MATERIAL PROVIDED:
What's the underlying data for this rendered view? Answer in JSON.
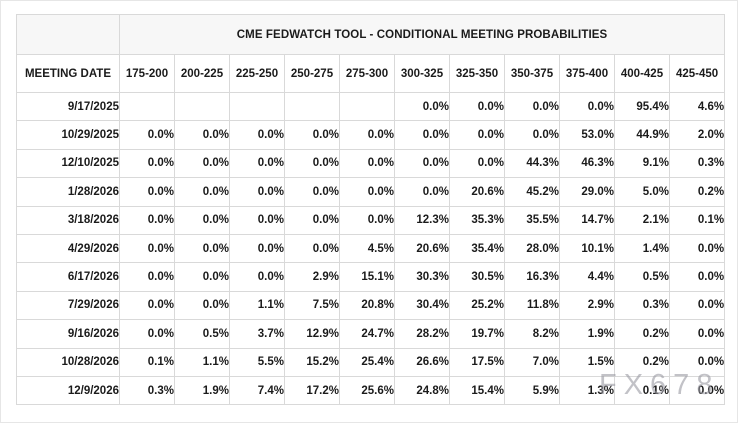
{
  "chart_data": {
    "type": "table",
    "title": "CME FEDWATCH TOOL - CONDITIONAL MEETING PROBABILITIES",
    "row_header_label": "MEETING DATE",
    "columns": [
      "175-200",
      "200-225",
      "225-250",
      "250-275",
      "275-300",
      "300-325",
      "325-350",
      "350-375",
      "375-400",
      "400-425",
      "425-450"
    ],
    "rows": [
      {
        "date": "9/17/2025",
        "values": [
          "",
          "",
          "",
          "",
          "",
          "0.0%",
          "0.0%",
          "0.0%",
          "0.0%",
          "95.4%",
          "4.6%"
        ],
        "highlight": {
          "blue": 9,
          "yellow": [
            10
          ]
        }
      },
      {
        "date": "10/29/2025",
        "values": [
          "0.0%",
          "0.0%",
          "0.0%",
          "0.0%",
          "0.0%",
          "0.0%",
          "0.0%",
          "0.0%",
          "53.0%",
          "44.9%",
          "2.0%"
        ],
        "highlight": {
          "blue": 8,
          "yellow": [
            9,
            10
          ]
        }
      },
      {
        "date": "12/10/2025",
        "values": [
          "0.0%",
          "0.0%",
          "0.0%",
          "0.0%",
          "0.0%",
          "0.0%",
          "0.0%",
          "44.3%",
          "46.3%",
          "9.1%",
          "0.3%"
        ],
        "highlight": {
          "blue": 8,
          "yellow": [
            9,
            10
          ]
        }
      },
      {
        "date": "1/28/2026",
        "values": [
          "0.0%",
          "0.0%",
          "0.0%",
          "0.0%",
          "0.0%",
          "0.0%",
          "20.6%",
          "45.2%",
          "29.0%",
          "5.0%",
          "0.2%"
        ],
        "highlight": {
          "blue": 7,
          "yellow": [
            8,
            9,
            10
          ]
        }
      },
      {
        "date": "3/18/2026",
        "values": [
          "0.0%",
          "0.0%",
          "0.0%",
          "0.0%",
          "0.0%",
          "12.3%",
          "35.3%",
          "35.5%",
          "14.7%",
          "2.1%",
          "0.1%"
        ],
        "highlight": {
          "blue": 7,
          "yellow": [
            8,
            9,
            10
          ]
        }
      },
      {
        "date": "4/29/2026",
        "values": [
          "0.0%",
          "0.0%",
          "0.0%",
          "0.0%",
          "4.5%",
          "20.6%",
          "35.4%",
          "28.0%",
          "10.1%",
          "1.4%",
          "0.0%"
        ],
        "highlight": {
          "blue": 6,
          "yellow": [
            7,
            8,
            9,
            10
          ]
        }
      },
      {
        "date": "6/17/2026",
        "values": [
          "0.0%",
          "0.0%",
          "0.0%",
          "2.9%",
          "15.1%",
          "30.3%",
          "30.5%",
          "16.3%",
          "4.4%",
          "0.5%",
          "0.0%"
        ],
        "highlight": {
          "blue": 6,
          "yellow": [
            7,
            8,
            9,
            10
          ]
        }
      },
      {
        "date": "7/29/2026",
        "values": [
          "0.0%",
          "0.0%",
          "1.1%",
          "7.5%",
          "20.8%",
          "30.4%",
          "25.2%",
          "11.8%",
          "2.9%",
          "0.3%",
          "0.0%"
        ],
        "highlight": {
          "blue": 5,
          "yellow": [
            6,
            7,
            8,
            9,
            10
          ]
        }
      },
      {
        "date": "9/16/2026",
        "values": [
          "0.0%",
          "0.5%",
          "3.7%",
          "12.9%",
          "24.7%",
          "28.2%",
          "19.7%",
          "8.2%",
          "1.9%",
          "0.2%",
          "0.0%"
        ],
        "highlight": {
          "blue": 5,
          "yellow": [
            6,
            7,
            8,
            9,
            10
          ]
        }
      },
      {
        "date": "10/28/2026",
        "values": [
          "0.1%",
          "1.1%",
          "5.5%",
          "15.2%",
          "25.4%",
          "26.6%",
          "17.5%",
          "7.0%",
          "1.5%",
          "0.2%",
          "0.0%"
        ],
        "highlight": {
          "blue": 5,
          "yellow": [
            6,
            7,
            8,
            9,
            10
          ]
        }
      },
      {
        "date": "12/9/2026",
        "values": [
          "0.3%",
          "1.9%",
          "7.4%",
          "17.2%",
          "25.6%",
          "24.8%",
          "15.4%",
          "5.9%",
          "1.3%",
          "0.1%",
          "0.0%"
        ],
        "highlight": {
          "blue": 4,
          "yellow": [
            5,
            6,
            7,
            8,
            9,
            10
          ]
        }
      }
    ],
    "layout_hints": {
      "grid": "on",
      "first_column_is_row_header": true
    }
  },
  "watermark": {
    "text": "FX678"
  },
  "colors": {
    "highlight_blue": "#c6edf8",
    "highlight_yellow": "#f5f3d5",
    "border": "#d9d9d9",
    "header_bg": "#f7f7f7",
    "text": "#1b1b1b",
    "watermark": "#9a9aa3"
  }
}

WRITTEN TASK:
Gather all lines with the string "MEETING" from the data.

EXERCISE RESULT:
    "title": "CME FEDWATCH TOOL - CONDITIONAL MEETING PROBABILITIES",
    "row_header_label": "MEETING DATE",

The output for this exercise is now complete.